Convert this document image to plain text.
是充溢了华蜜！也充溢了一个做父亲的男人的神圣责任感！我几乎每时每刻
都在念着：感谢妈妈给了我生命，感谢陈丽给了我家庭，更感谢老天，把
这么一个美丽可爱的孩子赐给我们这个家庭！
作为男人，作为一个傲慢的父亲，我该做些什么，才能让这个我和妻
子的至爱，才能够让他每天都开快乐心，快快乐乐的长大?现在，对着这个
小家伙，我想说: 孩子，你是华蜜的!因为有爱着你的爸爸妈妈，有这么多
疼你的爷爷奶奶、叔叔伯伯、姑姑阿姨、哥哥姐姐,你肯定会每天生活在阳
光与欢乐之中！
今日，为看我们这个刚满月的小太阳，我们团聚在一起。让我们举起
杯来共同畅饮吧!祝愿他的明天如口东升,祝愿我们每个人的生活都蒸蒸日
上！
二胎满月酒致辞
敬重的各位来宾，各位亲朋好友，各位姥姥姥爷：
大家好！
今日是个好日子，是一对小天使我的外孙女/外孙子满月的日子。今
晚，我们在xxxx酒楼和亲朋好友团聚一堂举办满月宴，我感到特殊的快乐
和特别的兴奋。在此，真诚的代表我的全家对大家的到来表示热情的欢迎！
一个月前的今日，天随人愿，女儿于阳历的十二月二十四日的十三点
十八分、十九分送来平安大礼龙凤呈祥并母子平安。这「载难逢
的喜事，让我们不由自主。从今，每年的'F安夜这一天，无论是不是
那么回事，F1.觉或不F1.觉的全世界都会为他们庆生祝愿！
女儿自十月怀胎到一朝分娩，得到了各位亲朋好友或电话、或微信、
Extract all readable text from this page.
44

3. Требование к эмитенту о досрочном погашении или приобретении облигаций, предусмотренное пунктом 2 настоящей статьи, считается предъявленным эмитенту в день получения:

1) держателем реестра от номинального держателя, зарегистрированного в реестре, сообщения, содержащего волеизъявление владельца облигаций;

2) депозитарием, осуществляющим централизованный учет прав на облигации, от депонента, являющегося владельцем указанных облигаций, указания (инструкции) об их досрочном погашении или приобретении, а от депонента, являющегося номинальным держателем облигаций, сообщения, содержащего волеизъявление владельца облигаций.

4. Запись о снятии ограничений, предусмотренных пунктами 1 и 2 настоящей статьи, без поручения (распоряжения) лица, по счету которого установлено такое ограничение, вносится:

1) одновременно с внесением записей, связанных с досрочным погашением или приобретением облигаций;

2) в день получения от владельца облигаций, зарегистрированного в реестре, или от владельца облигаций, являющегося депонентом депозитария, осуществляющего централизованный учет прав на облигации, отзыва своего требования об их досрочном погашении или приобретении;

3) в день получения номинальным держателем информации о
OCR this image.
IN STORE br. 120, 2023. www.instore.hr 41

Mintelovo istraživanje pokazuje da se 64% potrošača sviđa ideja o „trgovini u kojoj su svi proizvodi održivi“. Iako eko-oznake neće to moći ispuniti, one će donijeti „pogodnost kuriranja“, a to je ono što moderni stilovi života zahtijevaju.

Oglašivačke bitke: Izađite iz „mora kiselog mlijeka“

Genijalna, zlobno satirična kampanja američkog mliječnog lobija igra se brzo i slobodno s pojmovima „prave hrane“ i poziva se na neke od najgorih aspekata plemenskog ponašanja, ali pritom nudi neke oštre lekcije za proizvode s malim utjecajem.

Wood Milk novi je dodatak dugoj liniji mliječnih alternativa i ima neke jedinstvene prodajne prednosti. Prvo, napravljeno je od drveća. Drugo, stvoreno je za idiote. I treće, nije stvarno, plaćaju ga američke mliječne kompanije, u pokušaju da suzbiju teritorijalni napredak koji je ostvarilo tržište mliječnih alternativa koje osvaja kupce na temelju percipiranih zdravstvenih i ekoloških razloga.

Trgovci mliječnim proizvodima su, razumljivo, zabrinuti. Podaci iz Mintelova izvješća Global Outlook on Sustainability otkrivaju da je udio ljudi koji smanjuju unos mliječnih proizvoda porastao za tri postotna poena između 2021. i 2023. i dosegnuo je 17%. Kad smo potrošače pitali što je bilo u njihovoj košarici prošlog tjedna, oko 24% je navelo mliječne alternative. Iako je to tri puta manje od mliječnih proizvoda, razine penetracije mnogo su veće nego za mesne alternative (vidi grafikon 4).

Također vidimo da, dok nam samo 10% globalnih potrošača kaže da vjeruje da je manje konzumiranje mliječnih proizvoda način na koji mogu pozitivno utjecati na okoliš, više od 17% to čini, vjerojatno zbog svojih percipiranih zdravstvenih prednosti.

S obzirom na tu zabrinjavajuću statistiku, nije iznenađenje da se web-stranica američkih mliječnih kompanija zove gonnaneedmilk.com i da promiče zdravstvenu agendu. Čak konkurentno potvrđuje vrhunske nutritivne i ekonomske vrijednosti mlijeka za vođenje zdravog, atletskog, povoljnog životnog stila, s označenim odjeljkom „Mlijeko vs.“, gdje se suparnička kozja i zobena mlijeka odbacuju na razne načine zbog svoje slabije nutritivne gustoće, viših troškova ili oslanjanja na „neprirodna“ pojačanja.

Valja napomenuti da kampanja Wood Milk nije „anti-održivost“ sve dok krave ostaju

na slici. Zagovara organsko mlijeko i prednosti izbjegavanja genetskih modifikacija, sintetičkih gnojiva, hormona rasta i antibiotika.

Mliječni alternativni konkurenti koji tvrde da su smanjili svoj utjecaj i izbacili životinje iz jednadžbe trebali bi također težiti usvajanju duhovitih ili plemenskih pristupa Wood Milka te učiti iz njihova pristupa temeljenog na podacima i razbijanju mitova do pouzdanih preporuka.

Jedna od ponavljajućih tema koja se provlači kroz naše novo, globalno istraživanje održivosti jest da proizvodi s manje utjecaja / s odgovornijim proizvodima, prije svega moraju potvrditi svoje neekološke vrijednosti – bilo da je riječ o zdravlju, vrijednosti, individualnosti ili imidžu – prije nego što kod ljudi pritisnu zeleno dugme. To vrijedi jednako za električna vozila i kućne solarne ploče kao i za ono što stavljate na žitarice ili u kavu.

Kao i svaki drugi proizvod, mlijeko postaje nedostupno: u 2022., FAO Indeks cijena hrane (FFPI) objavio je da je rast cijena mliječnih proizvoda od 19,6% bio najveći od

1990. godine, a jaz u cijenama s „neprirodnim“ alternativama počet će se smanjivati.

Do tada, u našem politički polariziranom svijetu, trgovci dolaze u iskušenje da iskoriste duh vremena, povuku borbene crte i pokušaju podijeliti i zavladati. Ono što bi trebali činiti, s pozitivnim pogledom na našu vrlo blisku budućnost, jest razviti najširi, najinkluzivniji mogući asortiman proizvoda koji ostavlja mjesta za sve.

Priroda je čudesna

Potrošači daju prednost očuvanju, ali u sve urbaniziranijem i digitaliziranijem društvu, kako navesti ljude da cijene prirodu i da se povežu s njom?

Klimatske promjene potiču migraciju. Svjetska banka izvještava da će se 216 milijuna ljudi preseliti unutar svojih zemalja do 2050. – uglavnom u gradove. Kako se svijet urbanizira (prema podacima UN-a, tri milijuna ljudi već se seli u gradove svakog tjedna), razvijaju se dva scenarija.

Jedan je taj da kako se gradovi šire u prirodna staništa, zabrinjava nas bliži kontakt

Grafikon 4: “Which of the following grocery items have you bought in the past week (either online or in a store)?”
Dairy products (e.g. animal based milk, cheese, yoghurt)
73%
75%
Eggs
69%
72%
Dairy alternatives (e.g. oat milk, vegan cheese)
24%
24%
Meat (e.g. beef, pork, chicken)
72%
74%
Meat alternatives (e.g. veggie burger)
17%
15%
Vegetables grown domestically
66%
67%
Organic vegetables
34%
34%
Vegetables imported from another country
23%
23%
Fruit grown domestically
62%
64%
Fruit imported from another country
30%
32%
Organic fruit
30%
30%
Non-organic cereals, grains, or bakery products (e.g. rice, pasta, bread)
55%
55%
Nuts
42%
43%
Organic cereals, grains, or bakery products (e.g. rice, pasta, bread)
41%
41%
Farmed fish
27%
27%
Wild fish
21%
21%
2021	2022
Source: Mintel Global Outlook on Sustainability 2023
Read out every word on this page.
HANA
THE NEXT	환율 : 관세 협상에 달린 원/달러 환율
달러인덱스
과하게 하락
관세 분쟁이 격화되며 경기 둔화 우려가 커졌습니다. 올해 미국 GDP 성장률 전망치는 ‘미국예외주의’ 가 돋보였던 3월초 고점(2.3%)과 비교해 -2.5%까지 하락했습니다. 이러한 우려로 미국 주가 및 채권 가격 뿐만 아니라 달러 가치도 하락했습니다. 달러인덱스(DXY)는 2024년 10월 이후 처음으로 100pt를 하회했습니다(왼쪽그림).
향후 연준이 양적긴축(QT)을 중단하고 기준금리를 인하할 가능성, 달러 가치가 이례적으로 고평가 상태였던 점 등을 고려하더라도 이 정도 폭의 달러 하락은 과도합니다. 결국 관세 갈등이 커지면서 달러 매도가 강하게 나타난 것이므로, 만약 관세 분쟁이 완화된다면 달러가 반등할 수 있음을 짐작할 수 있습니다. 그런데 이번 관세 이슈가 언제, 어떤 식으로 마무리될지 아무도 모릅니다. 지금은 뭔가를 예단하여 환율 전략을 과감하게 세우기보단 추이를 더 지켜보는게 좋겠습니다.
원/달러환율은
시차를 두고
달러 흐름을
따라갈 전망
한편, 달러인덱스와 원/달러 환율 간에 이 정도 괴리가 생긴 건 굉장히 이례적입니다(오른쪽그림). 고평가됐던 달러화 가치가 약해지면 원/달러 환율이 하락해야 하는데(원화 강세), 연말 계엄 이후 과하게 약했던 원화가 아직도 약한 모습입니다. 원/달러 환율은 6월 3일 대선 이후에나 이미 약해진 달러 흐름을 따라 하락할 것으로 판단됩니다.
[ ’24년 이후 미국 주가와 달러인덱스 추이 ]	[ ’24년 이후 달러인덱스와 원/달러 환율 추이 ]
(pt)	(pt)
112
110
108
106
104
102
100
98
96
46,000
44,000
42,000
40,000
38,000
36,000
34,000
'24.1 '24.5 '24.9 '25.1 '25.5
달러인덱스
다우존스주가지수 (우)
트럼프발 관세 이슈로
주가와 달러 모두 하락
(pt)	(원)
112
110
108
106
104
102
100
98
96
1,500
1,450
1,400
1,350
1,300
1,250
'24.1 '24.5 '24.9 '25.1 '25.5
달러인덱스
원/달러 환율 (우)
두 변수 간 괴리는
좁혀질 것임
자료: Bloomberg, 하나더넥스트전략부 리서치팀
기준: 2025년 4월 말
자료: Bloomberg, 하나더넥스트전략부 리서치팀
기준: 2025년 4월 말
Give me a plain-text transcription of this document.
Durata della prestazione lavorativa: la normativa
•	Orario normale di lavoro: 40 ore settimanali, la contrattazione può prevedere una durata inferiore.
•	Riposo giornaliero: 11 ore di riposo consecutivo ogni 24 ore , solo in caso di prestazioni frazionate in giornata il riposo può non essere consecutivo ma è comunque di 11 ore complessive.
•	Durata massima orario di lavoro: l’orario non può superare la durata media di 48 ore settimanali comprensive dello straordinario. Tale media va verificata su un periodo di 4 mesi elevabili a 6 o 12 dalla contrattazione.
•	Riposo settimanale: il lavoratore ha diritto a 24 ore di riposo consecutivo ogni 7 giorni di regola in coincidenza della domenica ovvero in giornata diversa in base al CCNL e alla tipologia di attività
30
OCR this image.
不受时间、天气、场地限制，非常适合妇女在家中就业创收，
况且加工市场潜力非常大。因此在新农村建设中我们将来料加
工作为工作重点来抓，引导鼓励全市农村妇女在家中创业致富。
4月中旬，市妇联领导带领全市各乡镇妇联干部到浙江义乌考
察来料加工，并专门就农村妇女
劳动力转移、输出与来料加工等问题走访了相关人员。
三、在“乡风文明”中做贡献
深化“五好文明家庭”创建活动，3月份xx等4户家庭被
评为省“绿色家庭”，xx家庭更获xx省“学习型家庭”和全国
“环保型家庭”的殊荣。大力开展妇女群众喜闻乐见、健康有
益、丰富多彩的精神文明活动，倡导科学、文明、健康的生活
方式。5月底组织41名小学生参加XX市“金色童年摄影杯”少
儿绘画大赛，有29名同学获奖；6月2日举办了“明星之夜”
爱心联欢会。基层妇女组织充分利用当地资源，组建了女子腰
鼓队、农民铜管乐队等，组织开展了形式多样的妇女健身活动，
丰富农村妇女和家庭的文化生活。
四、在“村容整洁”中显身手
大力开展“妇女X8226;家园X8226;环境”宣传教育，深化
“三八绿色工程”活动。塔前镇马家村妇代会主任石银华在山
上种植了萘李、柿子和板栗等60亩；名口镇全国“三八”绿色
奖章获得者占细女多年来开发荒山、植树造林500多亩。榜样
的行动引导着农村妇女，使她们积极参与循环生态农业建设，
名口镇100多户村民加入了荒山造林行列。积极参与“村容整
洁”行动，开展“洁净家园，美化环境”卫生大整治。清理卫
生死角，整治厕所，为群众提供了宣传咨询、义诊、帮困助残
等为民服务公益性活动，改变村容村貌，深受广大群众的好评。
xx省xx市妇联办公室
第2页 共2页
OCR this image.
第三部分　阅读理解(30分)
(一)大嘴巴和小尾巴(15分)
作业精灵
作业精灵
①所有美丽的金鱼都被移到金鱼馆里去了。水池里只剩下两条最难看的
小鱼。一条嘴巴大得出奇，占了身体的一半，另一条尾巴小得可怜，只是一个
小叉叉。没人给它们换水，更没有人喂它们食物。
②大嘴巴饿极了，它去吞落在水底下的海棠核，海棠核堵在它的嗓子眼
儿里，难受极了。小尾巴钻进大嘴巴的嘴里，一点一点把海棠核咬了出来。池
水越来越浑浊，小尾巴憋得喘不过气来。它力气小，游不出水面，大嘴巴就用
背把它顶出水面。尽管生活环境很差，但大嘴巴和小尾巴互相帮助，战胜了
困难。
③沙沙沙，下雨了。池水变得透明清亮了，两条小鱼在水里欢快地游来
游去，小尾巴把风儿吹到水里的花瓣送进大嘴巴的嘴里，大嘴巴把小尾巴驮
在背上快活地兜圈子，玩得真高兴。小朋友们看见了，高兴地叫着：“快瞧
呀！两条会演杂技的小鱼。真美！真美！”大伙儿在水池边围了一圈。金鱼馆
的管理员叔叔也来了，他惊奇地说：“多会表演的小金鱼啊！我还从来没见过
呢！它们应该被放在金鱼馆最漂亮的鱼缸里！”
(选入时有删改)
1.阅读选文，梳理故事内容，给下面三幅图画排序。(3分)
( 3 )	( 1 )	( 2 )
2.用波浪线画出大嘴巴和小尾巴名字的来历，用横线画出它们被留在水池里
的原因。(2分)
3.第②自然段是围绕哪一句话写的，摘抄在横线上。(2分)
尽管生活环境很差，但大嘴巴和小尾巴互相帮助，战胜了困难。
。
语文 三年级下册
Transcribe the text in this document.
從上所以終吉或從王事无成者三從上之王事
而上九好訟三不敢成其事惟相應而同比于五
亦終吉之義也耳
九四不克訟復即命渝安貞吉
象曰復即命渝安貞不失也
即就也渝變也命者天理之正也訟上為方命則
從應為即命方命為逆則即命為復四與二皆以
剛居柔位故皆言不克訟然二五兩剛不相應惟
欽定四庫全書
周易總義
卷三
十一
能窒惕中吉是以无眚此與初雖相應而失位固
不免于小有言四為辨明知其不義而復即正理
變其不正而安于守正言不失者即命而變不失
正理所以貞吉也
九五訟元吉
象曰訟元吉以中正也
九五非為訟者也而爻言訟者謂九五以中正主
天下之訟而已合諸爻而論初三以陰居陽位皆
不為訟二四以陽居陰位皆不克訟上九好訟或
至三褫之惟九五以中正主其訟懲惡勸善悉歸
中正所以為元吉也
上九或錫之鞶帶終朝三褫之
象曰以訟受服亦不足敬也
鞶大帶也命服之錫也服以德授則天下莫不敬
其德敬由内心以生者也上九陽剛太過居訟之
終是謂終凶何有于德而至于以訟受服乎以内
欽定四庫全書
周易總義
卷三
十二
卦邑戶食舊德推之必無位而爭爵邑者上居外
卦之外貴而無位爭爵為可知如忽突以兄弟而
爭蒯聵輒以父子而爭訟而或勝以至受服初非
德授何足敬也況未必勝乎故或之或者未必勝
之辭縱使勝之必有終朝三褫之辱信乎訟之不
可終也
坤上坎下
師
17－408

..............................

WHAT TO WORK ON: Go through the material above and copy each line that has the word "svoje".

IN RESPONSE:
S obzirom na tu zabrinjavajuću statistiku, nije iznenađenje da se web-stranica američkih mliječnih kompanija zove gonnaneedmilk.com i da promiče zdravstvenu agendu. Čak konkurentno potvrđuje vrhunske nutritivne i ekonomske vrijednosti mlijeka za vođenje zdravog, atletskog, povoljnog životnog stila, s označenim odjeljkom „Mlijeko vs.“, gdje se suparnička kozja i zobena mlijeka odbacuju na razne načine zbog svoje slabije nutritivne gustoće, viših troškova ili oslanjanja na „neprirodna“ pojačanja.
Jedna od ponavljajućih tema koja se provlači kroz naše novo, globalno istraživanje održivosti jest da proizvodi s manje utjecaja / s odgovornijim proizvodima, prije svega moraju potvrditi svoje neekološke vrijednosti – bilo da je riječ o zdravlju, vrijednosti, individualnosti ili imidžu – prije nego što kod ljudi pritisnu zeleno dugme. To vrijedi jednako za električna vozila i kućne solarne ploče kao i za ono što stavljate na žitarice ili u kavu.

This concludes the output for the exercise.